### Short task
Output all the material that follows, exactly as given.

### Data
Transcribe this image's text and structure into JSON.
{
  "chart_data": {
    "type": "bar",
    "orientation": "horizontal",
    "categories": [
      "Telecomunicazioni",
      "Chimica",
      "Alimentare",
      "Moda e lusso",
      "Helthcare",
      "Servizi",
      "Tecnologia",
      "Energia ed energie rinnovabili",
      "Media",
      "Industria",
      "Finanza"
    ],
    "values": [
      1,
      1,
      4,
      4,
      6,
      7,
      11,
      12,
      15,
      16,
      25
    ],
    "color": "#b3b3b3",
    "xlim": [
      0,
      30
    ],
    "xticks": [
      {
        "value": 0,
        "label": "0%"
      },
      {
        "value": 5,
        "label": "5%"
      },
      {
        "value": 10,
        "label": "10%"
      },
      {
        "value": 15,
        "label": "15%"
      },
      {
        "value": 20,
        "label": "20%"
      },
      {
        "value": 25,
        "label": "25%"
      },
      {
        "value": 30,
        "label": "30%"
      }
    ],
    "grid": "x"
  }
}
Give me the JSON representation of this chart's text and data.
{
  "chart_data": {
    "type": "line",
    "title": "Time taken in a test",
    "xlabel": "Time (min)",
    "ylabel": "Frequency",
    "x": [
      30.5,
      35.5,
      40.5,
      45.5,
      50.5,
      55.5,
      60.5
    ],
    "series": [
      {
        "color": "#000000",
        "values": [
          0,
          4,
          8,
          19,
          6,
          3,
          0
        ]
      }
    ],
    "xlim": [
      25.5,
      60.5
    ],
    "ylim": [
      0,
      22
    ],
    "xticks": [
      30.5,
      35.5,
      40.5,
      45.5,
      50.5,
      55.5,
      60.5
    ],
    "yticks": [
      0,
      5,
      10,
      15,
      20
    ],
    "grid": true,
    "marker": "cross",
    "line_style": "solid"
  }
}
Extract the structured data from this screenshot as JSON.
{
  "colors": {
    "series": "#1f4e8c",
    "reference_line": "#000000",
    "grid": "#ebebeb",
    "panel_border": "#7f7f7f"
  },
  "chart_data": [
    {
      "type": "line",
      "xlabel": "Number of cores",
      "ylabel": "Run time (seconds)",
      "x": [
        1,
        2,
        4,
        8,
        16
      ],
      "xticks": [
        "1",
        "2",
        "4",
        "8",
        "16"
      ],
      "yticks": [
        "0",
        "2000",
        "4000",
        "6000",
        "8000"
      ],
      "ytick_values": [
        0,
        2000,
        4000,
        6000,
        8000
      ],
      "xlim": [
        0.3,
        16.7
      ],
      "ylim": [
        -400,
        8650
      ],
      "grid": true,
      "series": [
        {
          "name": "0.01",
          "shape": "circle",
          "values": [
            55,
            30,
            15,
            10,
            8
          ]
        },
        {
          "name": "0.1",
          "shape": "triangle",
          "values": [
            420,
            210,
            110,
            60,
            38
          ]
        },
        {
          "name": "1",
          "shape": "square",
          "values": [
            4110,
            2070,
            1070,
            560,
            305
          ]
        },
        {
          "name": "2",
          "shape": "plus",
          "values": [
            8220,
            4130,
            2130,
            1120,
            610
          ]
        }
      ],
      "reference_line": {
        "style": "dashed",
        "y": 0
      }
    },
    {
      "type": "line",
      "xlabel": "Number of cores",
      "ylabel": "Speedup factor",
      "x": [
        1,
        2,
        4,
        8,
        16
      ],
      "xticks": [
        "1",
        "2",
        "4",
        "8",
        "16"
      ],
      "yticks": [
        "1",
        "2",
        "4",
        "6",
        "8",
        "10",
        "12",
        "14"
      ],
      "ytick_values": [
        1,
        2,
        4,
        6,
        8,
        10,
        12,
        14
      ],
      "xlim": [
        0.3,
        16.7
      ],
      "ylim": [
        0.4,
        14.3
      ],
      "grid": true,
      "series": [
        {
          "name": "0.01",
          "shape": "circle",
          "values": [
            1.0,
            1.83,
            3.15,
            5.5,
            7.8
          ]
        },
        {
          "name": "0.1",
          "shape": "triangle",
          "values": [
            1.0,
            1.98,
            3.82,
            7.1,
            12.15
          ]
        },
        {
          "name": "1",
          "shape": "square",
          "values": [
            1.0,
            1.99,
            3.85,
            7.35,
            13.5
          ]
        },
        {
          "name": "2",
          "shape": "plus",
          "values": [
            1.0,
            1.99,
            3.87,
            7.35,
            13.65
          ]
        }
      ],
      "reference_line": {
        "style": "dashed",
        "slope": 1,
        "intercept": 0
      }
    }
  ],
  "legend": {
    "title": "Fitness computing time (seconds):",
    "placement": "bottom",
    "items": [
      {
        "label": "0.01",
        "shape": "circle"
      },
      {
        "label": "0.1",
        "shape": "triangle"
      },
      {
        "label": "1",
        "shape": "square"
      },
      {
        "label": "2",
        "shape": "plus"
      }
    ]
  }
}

### Solution for this task
Transcribe this image's text and structure into JSON.
{
  "chart_data": {
    "type": "bar",
    "orientation": "horizontal",
    "categories": [
      "Telecomunicazioni",
      "Chimica",
      "Alimentare",
      "Moda e lusso",
      "Helthcare",
      "Servizi",
      "Tecnologia",
      "Energia ed energie rinnovabili",
      "Media",
      "Industria",
      "Finanza"
    ],
    "values": [
      1,
      1,
      4,
      4,
      6,
      7,
      11,
      12,
      15,
      16,
      25
    ],
    "color": "#b3b3b3",
    "xlim": [
      0,
      30
    ],
    "xticks": [
      {
        "value": 0,
        "label": "0%"
      },
      {
        "value": 5,
        "label": "5%"
      },
      {
        "value": 10,
        "label": "10%"
      },
      {
        "value": 15,
        "label": "15%"
      },
      {
        "value": 20,
        "label": "20%"
      },
      {
        "value": 25,
        "label": "25%"
      },
      {
        "value": 30,
        "label": "30%"
      }
    ],
    "grid": "x"
  }
}
Give me the JSON representation of this chart's text and data.
{
  "chart_data": {
    "type": "line",
    "title": "Time taken in a test",
    "xlabel": "Time (min)",
    "ylabel": "Frequency",
    "x": [
      30.5,
      35.5,
      40.5,
      45.5,
      50.5,
      55.5,
      60.5
    ],
    "series": [
      {
        "color": "#000000",
        "values": [
          0,
          4,
          8,
          19,
          6,
          3,
          0
        ]
      }
    ],
    "xlim": [
      25.5,
      60.5
    ],
    "ylim": [
      0,
      22
    ],
    "xticks": [
      30.5,
      35.5,
      40.5,
      45.5,
      50.5,
      55.5,
      60.5
    ],
    "yticks": [
      0,
      5,
      10,
      15,
      20
    ],
    "grid": true,
    "marker": "cross",
    "line_style": "solid"
  }
}
Extract the structured data from this screenshot as JSON.
{
  "colors": {
    "series": "#1f4e8c",
    "reference_line": "#000000",
    "grid": "#ebebeb",
    "panel_border": "#7f7f7f"
  },
  "chart_data": [
    {
      "type": "line",
      "xlabel": "Number of cores",
      "ylabel": "Run time (seconds)",
      "x": [
        1,
        2,
        4,
        8,
        16
      ],
      "xticks": [
        "1",
        "2",
        "4",
        "8",
        "16"
      ],
      "yticks": [
        "0",
        "2000",
        "4000",
        "6000",
        "8000"
      ],
      "ytick_values": [
        0,
        2000,
        4000,
        6000,
        8000
      ],
      "xlim": [
        0.3,
        16.7
      ],
      "ylim": [
        -400,
        8650
      ],
      "grid": true,
      "series": [
        {
          "name": "0.01",
          "shape": "circle",
          "values": [
            55,
            30,
            15,
            10,
            8
          ]
        },
        {
          "name": "0.1",
          "shape": "triangle",
          "values": [
            420,
            210,
            110,
            60,
            38
          ]
        },
        {
          "name": "1",
          "shape": "square",
          "values": [
            4110,
            2070,
            1070,
            560,
            305
          ]
        },
        {
          "name": "2",
          "shape": "plus",
          "values": [
            8220,
            4130,
            2130,
            1120,
            610
          ]
        }
      ],
      "reference_line": {
        "style": "dashed",
        "y": 0
      }
    },
    {
      "type": "line",
      "xlabel": "Number of cores",
      "ylabel": "Speedup factor",
      "x": [
        1,
        2,
        4,
        8,
        16
      ],
      "xticks": [
        "1",
        "2",
        "4",
        "8",
        "16"
      ],
      "yticks": [
        "1",
        "2",
        "4",
        "6",
        "8",
        "10",
        "12",
        "14"
      ],
      "ytick_values": [
        1,
        2,
        4,
        6,
        8,
        10,
        12,
        14
      ],
      "xlim": [
        0.3,
        16.7
      ],
      "ylim": [
        0.4,
        14.3
      ],
      "grid": true,
      "series": [
        {
          "name": "0.01",
          "shape": "circle",
          "values": [
            1.0,
            1.83,
            3.15,
            5.5,
            7.8
          ]
        },
        {
          "name": "0.1",
          "shape": "triangle",
          "values": [
            1.0,
            1.98,
            3.82,
            7.1,
            12.15
          ]
        },
        {
          "name": "1",
          "shape": "square",
          "values": [
            1.0,
            1.99,
            3.85,
            7.35,
            13.5
          ]
        },
        {
          "name": "2",
          "shape": "plus",
          "values": [
            1.0,
            1.99,
            3.87,
            7.35,
            13.65
          ]
        }
      ],
      "reference_line": {
        "style": "dashed",
        "slope": 1,
        "intercept": 0
      }
    }
  ],
  "legend": {
    "title": "Fitness computing time (seconds):",
    "placement": "bottom",
    "items": [
      {
        "label": "0.01",
        "shape": "circle"
      },
      {
        "label": "0.1",
        "shape": "triangle"
      },
      {
        "label": "1",
        "shape": "square"
      },
      {
        "label": "2",
        "shape": "plus"
      }
    ]
  }
}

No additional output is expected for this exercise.